> _Task objective_:
Across the material below, how many lines contain the word "mantiq"? Give only the number.

> _Supplied records_:
====================
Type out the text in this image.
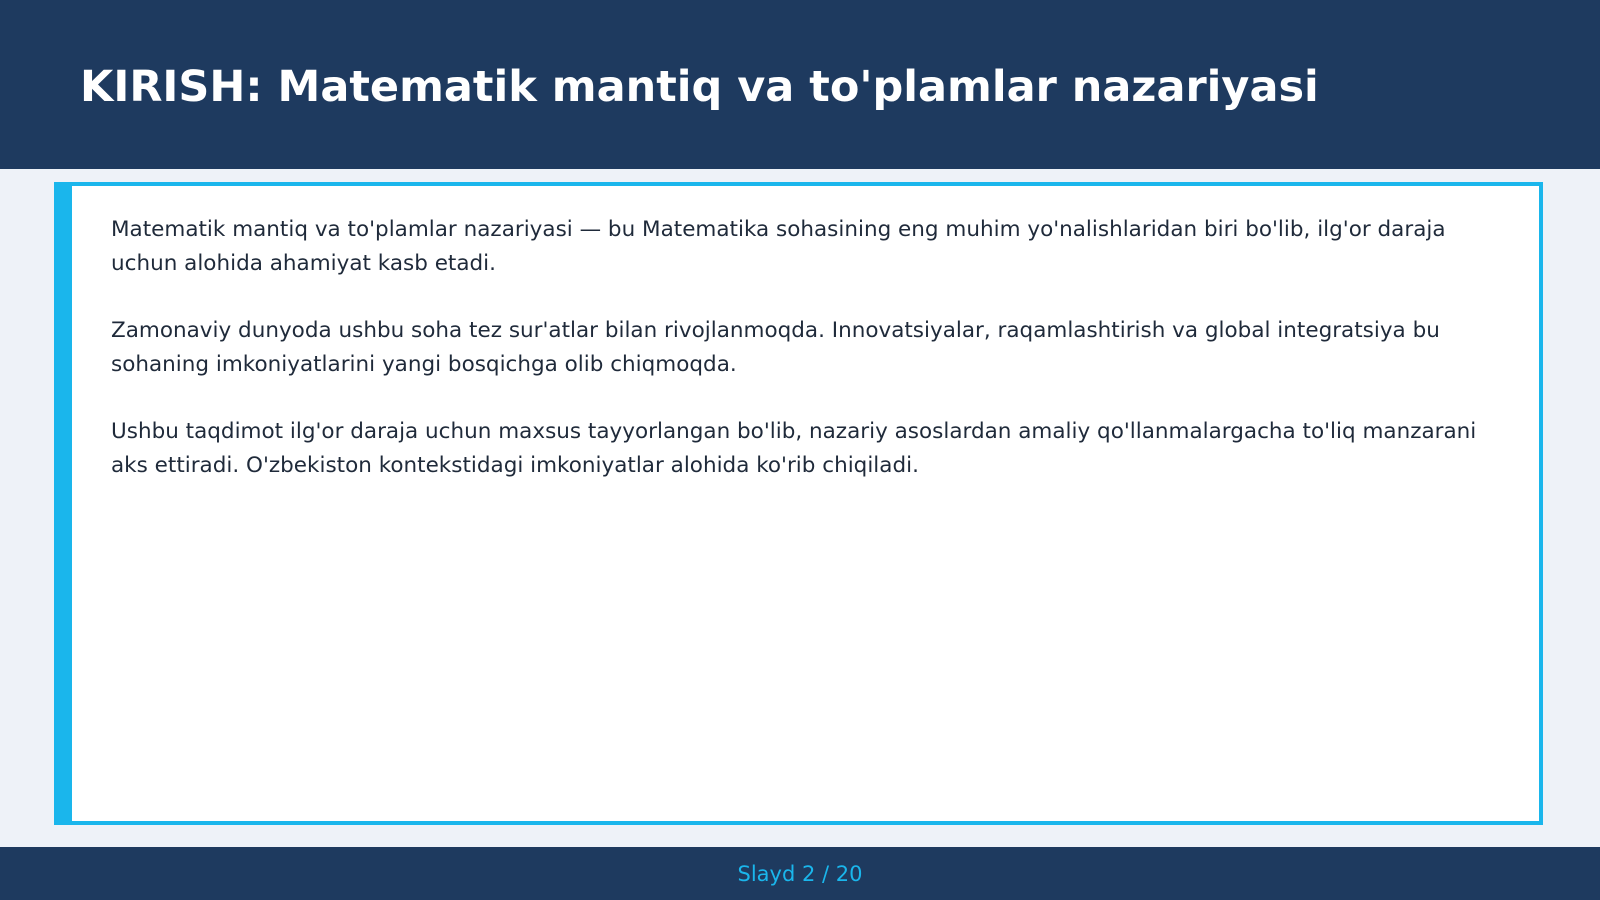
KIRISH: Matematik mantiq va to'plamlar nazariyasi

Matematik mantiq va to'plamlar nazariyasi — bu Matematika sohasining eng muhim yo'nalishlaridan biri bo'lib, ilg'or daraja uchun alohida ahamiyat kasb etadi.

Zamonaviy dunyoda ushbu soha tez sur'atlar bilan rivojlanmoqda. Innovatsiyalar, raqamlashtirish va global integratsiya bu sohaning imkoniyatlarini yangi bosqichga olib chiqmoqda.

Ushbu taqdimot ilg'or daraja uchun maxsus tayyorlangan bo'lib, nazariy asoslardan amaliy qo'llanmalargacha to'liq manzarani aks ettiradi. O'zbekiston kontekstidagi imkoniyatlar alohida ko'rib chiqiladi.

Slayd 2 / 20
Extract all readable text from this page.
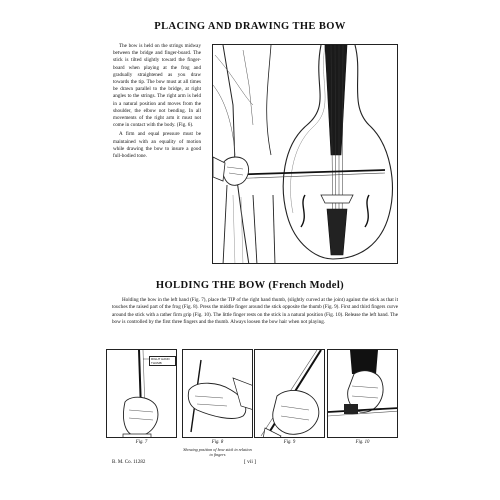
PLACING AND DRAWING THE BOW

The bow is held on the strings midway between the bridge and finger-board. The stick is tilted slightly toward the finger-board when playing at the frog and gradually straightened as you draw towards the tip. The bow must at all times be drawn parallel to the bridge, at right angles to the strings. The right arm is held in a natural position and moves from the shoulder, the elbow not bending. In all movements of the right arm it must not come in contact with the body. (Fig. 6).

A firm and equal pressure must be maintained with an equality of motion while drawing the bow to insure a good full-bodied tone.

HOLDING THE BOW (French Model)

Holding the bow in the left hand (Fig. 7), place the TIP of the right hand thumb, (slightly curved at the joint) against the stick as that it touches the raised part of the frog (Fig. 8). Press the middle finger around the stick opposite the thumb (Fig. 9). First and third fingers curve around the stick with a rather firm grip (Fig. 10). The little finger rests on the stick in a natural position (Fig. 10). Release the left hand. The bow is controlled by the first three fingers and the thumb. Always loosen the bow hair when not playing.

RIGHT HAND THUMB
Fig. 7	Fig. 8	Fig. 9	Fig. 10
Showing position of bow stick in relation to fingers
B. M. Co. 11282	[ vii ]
====================
> _Exercise answer_:
2